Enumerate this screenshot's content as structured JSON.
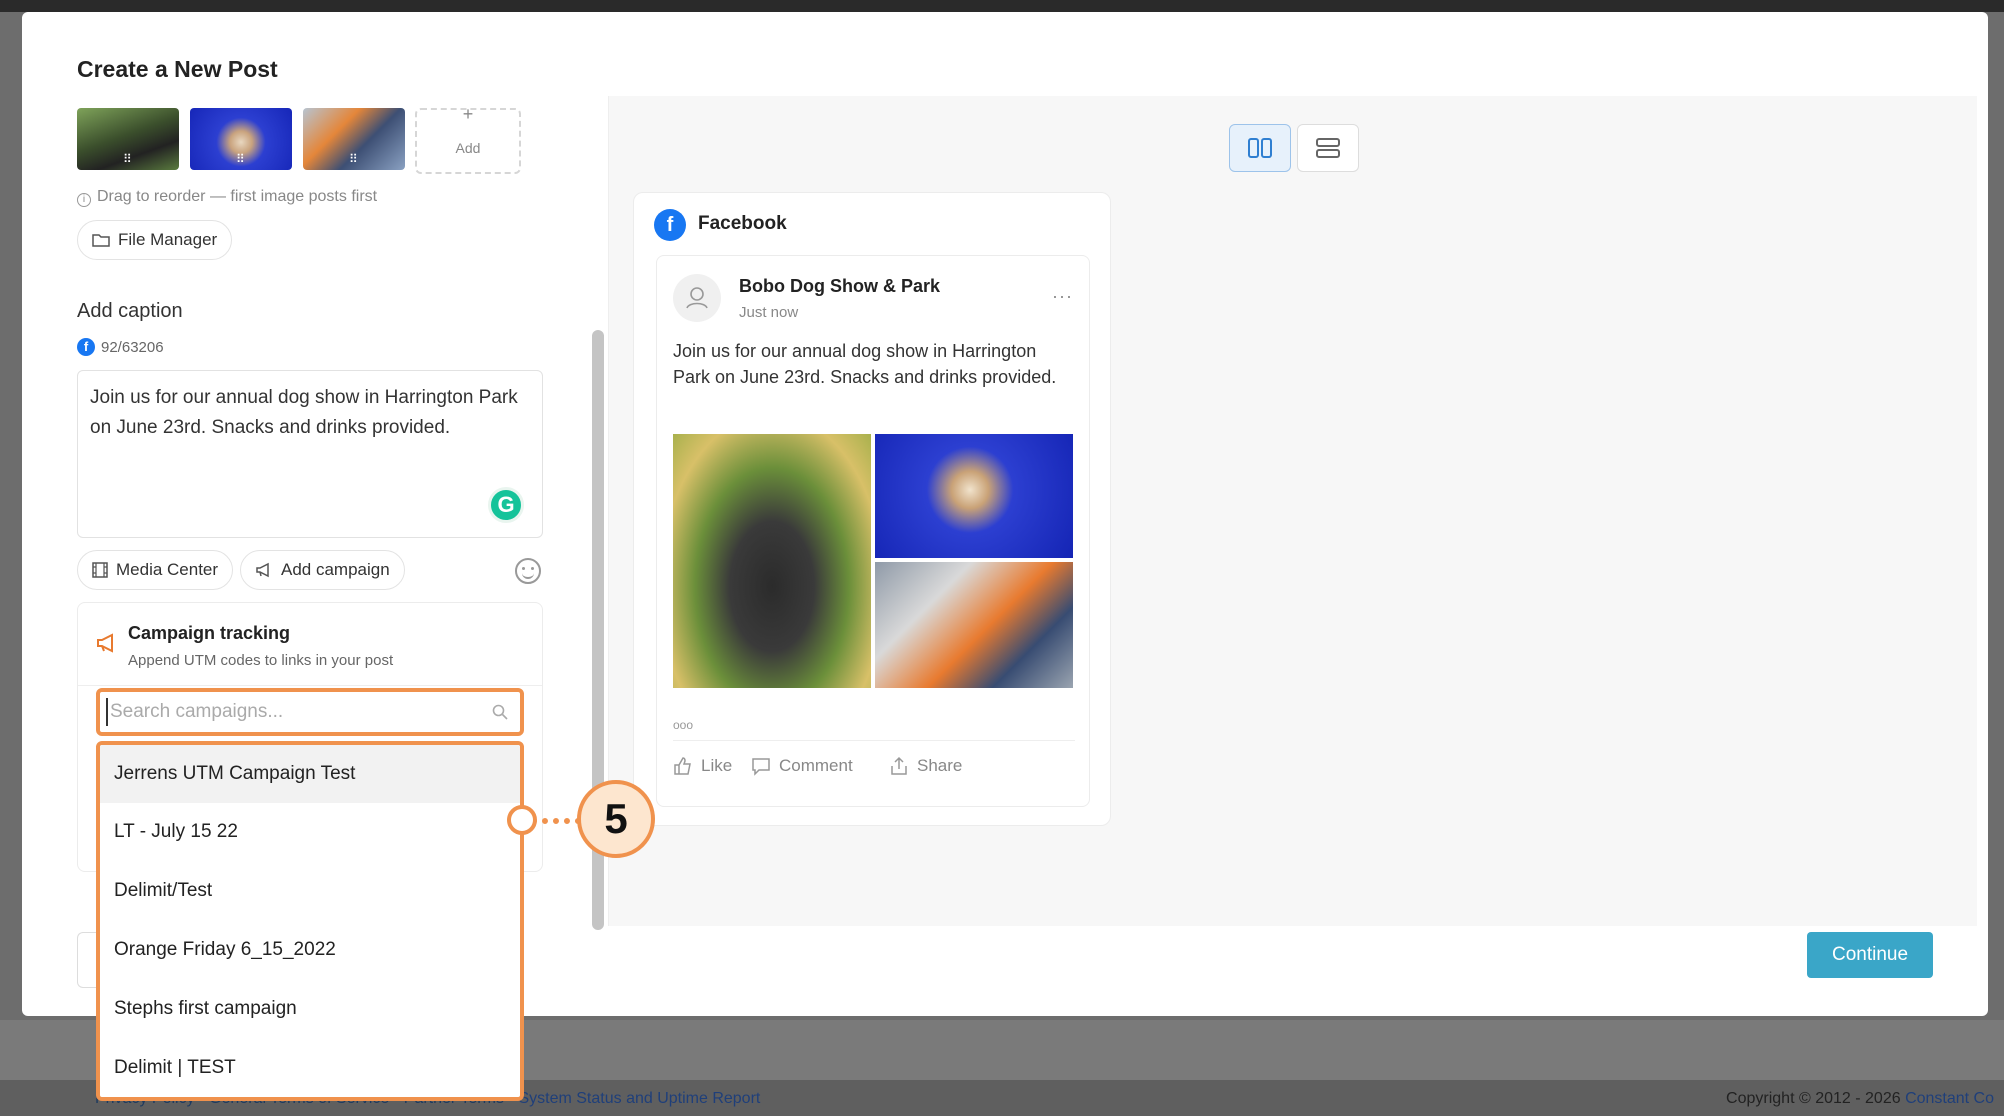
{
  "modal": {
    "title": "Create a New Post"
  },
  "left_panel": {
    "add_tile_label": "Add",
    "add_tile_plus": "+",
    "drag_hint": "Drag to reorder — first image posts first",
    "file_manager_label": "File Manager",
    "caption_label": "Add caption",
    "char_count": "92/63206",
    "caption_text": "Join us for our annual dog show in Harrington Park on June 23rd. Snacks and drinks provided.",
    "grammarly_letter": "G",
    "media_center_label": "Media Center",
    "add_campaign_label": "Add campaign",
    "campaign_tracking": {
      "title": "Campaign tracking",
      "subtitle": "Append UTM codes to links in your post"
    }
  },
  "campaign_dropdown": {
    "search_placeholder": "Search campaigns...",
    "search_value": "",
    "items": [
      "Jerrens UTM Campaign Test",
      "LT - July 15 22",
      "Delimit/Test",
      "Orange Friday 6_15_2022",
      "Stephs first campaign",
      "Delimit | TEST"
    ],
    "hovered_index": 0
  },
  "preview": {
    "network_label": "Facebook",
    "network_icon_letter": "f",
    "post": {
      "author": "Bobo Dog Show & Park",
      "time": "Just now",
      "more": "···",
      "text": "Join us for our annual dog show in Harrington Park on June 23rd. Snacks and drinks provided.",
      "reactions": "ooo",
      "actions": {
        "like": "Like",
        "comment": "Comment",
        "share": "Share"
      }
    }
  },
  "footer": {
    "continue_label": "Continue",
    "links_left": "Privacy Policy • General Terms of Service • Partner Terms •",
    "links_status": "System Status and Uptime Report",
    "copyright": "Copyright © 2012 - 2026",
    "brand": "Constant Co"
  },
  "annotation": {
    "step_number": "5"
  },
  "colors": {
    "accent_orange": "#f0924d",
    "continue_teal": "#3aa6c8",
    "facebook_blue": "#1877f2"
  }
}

[AIM]
Show all lines in the entries above where the word "Join" appears.

[ANSWER IN FULL]
    "caption_text": "Join us for our annual dog show in Harrington Park on June 23rd. Snacks and drinks provided.",
      "text": "Join us for our annual dog show in Harrington Park on June 23rd. Snacks and drinks provided.",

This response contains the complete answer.